Task directions:
Render the entries, from their first line through the line containing "stat-favorites[interactable]: 2 收藏" inclusive, as a Markdown table with the columns Row and Line. Give each line its row number and skip any blank lines.

★ ★ ★ ★ ★ ★ ★

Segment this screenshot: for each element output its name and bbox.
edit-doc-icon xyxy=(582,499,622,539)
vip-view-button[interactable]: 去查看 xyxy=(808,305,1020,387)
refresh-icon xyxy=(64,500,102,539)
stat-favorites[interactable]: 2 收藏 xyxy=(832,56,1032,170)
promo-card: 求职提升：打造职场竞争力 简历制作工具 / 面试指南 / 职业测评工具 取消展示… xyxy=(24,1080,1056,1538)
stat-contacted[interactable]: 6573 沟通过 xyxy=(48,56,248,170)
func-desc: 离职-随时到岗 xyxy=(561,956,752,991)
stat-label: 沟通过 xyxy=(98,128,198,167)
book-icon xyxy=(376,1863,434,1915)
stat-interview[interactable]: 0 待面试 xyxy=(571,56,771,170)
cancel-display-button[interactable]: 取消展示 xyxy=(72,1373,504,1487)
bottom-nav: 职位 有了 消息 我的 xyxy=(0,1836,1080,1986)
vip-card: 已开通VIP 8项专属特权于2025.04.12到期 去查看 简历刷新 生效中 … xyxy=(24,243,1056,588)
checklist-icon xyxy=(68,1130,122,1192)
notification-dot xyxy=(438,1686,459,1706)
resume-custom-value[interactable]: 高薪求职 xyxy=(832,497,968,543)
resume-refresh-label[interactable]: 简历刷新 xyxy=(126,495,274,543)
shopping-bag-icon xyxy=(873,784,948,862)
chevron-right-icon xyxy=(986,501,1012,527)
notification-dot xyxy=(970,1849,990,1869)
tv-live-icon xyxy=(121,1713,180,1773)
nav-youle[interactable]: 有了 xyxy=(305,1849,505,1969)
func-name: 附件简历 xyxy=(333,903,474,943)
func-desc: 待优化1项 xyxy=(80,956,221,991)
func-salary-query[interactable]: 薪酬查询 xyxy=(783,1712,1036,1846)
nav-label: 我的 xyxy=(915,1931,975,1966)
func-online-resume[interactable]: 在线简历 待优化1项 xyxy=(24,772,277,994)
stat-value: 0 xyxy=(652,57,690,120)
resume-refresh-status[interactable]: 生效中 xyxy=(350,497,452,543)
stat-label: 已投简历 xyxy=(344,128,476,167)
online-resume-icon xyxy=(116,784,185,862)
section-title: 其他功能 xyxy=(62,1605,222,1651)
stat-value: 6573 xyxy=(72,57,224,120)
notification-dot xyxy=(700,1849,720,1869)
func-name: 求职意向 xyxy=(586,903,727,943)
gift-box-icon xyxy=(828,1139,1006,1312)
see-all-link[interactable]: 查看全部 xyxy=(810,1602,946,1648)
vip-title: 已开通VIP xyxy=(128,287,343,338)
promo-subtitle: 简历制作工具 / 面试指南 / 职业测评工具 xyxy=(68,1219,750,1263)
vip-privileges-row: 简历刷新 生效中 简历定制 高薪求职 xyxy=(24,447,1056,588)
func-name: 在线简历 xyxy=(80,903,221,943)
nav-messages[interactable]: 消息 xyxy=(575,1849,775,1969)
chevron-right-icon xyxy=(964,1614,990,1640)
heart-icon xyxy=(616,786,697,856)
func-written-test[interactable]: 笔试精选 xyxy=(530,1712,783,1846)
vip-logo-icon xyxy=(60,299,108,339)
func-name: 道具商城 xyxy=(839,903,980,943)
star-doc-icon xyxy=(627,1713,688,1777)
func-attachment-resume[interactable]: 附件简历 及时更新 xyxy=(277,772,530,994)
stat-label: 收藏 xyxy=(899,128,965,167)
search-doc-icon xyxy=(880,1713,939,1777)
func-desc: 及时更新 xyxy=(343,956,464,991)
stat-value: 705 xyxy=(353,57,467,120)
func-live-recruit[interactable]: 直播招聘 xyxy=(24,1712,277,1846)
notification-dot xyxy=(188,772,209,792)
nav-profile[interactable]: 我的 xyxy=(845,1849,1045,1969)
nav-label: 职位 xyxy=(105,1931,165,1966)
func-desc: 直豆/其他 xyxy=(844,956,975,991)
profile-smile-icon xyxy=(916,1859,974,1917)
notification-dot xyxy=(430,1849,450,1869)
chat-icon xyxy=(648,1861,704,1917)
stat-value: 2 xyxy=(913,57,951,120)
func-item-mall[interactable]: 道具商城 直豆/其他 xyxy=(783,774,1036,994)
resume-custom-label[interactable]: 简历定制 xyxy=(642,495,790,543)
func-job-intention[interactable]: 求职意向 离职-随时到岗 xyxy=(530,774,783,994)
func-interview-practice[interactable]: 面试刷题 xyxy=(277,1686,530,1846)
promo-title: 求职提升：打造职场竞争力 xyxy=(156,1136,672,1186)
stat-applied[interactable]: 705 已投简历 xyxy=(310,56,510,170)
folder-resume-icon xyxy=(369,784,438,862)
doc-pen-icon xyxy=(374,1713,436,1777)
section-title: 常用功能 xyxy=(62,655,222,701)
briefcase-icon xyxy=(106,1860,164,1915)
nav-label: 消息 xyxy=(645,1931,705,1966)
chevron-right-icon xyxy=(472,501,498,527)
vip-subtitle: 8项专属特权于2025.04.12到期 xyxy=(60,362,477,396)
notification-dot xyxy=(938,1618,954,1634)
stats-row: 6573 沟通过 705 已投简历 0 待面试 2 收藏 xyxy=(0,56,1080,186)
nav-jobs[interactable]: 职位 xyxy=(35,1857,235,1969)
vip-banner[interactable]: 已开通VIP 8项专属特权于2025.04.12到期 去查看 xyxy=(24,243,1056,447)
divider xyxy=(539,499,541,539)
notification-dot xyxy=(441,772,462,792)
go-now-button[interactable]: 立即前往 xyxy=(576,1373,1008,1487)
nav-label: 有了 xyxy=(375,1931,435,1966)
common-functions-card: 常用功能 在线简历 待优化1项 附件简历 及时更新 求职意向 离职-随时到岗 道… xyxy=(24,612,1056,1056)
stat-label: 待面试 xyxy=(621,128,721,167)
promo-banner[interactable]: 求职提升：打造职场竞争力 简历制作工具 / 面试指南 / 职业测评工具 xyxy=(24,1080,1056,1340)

★ ★ ★ ★ ★ ★ ★

Solution to this problem:
| Row | Line |
|---|---|
| 1 | Segment this screenshot: for each element output its name and bbox. |
| 2 | edit-doc-icon xyxy=(582,499,622,539) |
| 3 | vip-view-button[interactable]: 去查看 xyxy=(808,305,1020,387) |
| 4 | refresh-icon xyxy=(64,500,102,539) |
| 5 | stat-favorites[interactable]: 2 收藏 xyxy=(832,56,1032,170) |